─── RECORDS FOR THIS TASK ───

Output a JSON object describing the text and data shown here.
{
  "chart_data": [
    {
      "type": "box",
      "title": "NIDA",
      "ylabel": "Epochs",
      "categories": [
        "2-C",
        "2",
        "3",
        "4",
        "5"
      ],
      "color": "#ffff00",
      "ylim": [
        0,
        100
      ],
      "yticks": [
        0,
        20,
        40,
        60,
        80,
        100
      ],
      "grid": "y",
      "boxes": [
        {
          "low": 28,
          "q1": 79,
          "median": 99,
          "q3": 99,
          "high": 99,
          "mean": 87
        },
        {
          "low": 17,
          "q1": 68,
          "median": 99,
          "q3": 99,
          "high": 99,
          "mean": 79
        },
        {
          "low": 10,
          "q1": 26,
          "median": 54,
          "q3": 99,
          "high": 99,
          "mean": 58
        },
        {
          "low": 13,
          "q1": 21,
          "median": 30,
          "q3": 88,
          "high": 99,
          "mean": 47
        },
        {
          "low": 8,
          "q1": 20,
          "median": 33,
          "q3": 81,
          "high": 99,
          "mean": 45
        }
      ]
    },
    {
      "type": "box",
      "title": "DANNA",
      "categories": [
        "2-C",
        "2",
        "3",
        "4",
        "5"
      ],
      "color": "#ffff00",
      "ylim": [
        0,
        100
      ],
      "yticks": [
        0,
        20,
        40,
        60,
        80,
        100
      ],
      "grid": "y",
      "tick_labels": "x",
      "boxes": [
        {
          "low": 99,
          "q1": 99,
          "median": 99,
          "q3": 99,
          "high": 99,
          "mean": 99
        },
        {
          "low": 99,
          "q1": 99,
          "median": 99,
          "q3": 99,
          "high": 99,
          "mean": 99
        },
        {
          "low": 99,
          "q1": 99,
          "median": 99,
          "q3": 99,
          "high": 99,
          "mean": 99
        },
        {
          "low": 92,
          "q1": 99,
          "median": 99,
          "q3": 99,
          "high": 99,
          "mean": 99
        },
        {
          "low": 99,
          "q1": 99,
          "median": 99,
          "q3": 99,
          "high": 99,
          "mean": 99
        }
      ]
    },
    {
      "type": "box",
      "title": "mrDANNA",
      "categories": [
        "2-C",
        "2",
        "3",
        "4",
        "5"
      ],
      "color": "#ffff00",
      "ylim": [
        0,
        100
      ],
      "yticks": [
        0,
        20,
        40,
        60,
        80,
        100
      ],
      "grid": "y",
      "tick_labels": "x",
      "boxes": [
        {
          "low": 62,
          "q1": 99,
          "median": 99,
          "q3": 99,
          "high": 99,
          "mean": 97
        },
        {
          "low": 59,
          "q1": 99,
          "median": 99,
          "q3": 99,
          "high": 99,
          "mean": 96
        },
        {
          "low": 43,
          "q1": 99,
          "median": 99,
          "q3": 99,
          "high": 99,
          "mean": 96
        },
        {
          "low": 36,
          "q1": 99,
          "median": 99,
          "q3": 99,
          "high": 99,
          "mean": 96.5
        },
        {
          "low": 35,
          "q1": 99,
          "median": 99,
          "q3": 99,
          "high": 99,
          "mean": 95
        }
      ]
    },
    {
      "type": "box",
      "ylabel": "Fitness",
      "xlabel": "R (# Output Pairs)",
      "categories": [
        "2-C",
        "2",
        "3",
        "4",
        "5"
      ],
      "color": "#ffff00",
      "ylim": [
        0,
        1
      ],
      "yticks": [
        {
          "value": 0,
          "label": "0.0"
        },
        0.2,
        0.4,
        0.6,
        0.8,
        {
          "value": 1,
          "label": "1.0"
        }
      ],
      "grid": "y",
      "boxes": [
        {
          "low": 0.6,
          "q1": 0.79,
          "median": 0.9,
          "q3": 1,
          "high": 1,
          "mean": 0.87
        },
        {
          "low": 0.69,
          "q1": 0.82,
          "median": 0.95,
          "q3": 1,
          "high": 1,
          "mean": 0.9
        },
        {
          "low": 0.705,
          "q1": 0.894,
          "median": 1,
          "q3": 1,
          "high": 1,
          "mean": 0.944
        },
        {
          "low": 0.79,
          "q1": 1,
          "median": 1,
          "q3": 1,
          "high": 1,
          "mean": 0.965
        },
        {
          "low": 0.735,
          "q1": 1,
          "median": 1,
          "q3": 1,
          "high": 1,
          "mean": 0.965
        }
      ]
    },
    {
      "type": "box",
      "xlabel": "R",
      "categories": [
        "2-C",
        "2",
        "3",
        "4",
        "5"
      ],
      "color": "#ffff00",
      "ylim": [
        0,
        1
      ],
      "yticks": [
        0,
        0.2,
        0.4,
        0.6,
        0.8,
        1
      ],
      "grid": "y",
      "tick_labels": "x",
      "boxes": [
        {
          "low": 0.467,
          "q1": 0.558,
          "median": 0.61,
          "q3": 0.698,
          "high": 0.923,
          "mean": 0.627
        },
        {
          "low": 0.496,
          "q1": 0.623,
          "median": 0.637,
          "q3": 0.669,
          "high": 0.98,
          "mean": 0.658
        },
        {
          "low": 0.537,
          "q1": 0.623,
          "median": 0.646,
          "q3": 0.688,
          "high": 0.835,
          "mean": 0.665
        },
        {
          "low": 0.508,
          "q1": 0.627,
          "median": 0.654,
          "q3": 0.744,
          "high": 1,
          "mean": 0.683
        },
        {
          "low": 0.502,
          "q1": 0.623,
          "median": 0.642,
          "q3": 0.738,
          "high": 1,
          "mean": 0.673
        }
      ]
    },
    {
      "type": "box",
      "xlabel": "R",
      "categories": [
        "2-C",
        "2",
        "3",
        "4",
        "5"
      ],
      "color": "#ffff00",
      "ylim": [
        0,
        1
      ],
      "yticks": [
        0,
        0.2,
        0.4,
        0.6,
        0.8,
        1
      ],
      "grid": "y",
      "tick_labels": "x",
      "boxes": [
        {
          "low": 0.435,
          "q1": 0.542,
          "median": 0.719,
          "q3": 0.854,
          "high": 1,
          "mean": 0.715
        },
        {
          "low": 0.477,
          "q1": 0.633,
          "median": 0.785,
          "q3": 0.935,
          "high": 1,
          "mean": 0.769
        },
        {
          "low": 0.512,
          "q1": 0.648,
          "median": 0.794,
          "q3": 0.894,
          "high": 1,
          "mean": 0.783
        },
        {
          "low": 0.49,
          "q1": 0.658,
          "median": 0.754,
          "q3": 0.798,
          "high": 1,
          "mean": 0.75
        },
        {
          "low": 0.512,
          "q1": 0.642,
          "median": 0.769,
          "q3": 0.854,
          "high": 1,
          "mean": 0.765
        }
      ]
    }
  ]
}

───

TASK TO COMPLETE. Take the lines above and retype all of them exactly.

CORRECT RESPONSE.
Output a JSON object describing the text and data shown here.
{
  "chart_data": [
    {
      "type": "box",
      "title": "NIDA",
      "ylabel": "Epochs",
      "categories": [
        "2-C",
        "2",
        "3",
        "4",
        "5"
      ],
      "color": "#ffff00",
      "ylim": [
        0,
        100
      ],
      "yticks": [
        0,
        20,
        40,
        60,
        80,
        100
      ],
      "grid": "y",
      "boxes": [
        {
          "low": 28,
          "q1": 79,
          "median": 99,
          "q3": 99,
          "high": 99,
          "mean": 87
        },
        {
          "low": 17,
          "q1": 68,
          "median": 99,
          "q3": 99,
          "high": 99,
          "mean": 79
        },
        {
          "low": 10,
          "q1": 26,
          "median": 54,
          "q3": 99,
          "high": 99,
          "mean": 58
        },
        {
          "low": 13,
          "q1": 21,
          "median": 30,
          "q3": 88,
          "high": 99,
          "mean": 47
        },
        {
          "low": 8,
          "q1": 20,
          "median": 33,
          "q3": 81,
          "high": 99,
          "mean": 45
        }
      ]
    },
    {
      "type": "box",
      "title": "DANNA",
      "categories": [
        "2-C",
        "2",
        "3",
        "4",
        "5"
      ],
      "color": "#ffff00",
      "ylim": [
        0,
        100
      ],
      "yticks": [
        0,
        20,
        40,
        60,
        80,
        100
      ],
      "grid": "y",
      "tick_labels": "x",
      "boxes": [
        {
          "low": 99,
          "q1": 99,
          "median": 99,
          "q3": 99,
          "high": 99,
          "mean": 99
        },
        {
          "low": 99,
          "q1": 99,
          "median": 99,
          "q3": 99,
          "high": 99,
          "mean": 99
        },
        {
          "low": 99,
          "q1": 99,
          "median": 99,
          "q3": 99,
          "high": 99,
          "mean": 99
        },
        {
          "low": 92,
          "q1": 99,
          "median": 99,
          "q3": 99,
          "high": 99,
          "mean": 99
        },
        {
          "low": 99,
          "q1": 99,
          "median": 99,
          "q3": 99,
          "high": 99,
          "mean": 99
        }
      ]
    },
    {
      "type": "box",
      "title": "mrDANNA",
      "categories": [
        "2-C",
        "2",
        "3",
        "4",
        "5"
      ],
      "color": "#ffff00",
      "ylim": [
        0,
        100
      ],
      "yticks": [
        0,
        20,
        40,
        60,
        80,
        100
      ],
      "grid": "y",
      "tick_labels": "x",
      "boxes": [
        {
          "low": 62,
          "q1": 99,
          "median": 99,
          "q3": 99,
          "high": 99,
          "mean": 97
        },
        {
          "low": 59,
          "q1": 99,
          "median": 99,
          "q3": 99,
          "high": 99,
          "mean": 96
        },
        {
          "low": 43,
          "q1": 99,
          "median": 99,
          "q3": 99,
          "high": 99,
          "mean": 96
        },
        {
          "low": 36,
          "q1": 99,
          "median": 99,
          "q3": 99,
          "high": 99,
          "mean": 96.5
        },
        {
          "low": 35,
          "q1": 99,
          "median": 99,
          "q3": 99,
          "high": 99,
          "mean": 95
        }
      ]
    },
    {
      "type": "box",
      "ylabel": "Fitness",
      "xlabel": "R (# Output Pairs)",
      "categories": [
        "2-C",
        "2",
        "3",
        "4",
        "5"
      ],
      "color": "#ffff00",
      "ylim": [
        0,
        1
      ],
      "yticks": [
        {
          "value": 0,
          "label": "0.0"
        },
        0.2,
        0.4,
        0.6,
        0.8,
        {
          "value": 1,
          "label": "1.0"
        }
      ],
      "grid": "y",
      "boxes": [
        {
          "low": 0.6,
          "q1": 0.79,
          "median": 0.9,
          "q3": 1,
          "high": 1,
          "mean": 0.87
        },
        {
          "low": 0.69,
          "q1": 0.82,
          "median": 0.95,
          "q3": 1,
          "high": 1,
          "mean": 0.9
        },
        {
          "low": 0.705,
          "q1": 0.894,
          "median": 1,
          "q3": 1,
          "high": 1,
          "mean": 0.944
        },
        {
          "low": 0.79,
          "q1": 1,
          "median": 1,
          "q3": 1,
          "high": 1,
          "mean": 0.965
        },
        {
          "low": 0.735,
          "q1": 1,
          "median": 1,
          "q3": 1,
          "high": 1,
          "mean": 0.965
        }
      ]
    },
    {
      "type": "box",
      "xlabel": "R",
      "categories": [
        "2-C",
        "2",
        "3",
        "4",
        "5"
      ],
      "color": "#ffff00",
      "ylim": [
        0,
        1
      ],
      "yticks": [
        0,
        0.2,
        0.4,
        0.6,
        0.8,
        1
      ],
      "grid": "y",
      "tick_labels": "x",
      "boxes": [
        {
          "low": 0.467,
          "q1": 0.558,
          "median": 0.61,
          "q3": 0.698,
          "high": 0.923,
          "mean": 0.627
        },
        {
          "low": 0.496,
          "q1": 0.623,
          "median": 0.637,
          "q3": 0.669,
          "high": 0.98,
          "mean": 0.658
        },
        {
          "low": 0.537,
          "q1": 0.623,
          "median": 0.646,
          "q3": 0.688,
          "high": 0.835,
          "mean": 0.665
        },
        {
          "low": 0.508,
          "q1": 0.627,
          "median": 0.654,
          "q3": 0.744,
          "high": 1,
          "mean": 0.683
        },
        {
          "low": 0.502,
          "q1": 0.623,
          "median": 0.642,
          "q3": 0.738,
          "high": 1,
          "mean": 0.673
        }
      ]
    },
    {
      "type": "box",
      "xlabel": "R",
      "categories": [
        "2-C",
        "2",
        "3",
        "4",
        "5"
      ],
      "color": "#ffff00",
      "ylim": [
        0,
        1
      ],
      "yticks": [
        0,
        0.2,
        0.4,
        0.6,
        0.8,
        1
      ],
      "grid": "y",
      "tick_labels": "x",
      "boxes": [
        {
          "low": 0.435,
          "q1": 0.542,
          "median": 0.719,
          "q3": 0.854,
          "high": 1,
          "mean": 0.715
        },
        {
          "low": 0.477,
          "q1": 0.633,
          "median": 0.785,
          "q3": 0.935,
          "high": 1,
          "mean": 0.769
        },
        {
          "low": 0.512,
          "q1": 0.648,
          "median": 0.794,
          "q3": 0.894,
          "high": 1,
          "mean": 0.783
        },
        {
          "low": 0.49,
          "q1": 0.658,
          "median": 0.754,
          "q3": 0.798,
          "high": 1,
          "mean": 0.75
        },
        {
          "low": 0.512,
          "q1": 0.642,
          "median": 0.769,
          "q3": 0.854,
          "high": 1,
          "mean": 0.765
        }
      ]
    }
  ]
}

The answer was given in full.